— start of Supplied material —

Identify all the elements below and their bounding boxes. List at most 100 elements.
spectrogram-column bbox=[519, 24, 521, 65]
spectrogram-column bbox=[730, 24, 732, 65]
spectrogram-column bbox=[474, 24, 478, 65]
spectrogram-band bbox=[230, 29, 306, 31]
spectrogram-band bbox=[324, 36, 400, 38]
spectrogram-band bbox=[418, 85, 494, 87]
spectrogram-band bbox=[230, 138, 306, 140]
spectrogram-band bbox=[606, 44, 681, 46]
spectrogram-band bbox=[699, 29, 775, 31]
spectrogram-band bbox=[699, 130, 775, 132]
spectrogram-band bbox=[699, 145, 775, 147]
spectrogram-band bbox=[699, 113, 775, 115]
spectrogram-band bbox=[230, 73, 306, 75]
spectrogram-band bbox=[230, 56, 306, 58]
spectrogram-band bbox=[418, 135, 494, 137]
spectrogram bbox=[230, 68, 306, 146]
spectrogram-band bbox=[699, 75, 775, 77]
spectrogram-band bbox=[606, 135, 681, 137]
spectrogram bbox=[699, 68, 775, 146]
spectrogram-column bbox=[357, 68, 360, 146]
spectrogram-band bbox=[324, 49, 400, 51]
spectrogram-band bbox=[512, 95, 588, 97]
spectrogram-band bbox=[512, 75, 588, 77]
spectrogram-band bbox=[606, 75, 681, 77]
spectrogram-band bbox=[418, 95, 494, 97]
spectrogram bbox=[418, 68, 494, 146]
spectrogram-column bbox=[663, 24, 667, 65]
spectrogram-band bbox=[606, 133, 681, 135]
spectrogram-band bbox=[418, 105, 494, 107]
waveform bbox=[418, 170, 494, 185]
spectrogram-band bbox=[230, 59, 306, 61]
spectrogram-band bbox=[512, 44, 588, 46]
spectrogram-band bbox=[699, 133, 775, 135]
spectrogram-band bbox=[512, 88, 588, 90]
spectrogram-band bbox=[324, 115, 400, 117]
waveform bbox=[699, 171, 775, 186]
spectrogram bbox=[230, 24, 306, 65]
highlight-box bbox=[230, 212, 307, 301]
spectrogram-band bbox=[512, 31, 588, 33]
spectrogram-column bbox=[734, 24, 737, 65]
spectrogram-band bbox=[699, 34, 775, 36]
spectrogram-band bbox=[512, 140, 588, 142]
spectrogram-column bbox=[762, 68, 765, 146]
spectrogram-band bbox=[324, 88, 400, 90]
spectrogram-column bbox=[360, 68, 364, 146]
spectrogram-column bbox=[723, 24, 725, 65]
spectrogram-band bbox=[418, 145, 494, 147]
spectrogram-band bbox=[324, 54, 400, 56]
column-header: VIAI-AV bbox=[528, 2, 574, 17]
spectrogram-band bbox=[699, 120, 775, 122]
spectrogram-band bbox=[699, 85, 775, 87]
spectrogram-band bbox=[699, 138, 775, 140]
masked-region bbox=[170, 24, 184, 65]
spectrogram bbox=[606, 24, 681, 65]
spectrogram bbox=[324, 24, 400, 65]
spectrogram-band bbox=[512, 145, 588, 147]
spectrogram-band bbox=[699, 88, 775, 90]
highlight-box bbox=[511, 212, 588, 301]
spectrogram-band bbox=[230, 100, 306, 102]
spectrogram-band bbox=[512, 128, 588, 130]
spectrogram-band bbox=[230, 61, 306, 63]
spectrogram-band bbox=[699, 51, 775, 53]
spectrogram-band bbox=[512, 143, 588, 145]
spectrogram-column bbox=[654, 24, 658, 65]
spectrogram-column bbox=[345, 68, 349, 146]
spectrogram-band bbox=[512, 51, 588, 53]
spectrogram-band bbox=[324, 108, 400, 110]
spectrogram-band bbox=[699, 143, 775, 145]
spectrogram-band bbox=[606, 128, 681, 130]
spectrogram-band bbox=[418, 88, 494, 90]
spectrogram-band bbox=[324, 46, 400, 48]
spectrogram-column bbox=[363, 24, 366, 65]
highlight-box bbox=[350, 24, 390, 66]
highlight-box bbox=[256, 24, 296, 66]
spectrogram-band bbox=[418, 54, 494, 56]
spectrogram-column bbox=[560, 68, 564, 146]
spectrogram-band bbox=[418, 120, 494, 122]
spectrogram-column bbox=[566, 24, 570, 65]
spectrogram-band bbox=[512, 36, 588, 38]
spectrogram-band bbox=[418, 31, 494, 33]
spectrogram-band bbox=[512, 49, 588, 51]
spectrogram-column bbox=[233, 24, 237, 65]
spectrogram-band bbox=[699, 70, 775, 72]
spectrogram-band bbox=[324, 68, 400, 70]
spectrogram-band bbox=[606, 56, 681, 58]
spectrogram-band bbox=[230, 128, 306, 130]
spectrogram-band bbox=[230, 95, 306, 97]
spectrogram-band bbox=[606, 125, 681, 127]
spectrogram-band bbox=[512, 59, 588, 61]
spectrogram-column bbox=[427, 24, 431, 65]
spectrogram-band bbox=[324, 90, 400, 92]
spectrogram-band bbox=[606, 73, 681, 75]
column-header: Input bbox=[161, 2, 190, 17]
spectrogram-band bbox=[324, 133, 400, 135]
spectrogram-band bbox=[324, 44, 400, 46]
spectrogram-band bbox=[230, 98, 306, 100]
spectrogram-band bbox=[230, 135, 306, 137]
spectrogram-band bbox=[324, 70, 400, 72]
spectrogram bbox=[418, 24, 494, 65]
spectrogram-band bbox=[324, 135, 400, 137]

— end of Supplied material —

» **Stated task**: Rewrite the rows from the first line through the line containing "spectrogram-band bbox=[230, 29, 306, 31]", inclusive, with "spectrogram-column" replaced by "spectrogram-stripe" and every other character left unchanged.

» **Answer for the task**:
Identify all the elements below and their bounding boxes. List at most 100 elements.
spectrogram-stripe bbox=[519, 24, 521, 65]
spectrogram-stripe bbox=[730, 24, 732, 65]
spectrogram-stripe bbox=[474, 24, 478, 65]
spectrogram-band bbox=[230, 29, 306, 31]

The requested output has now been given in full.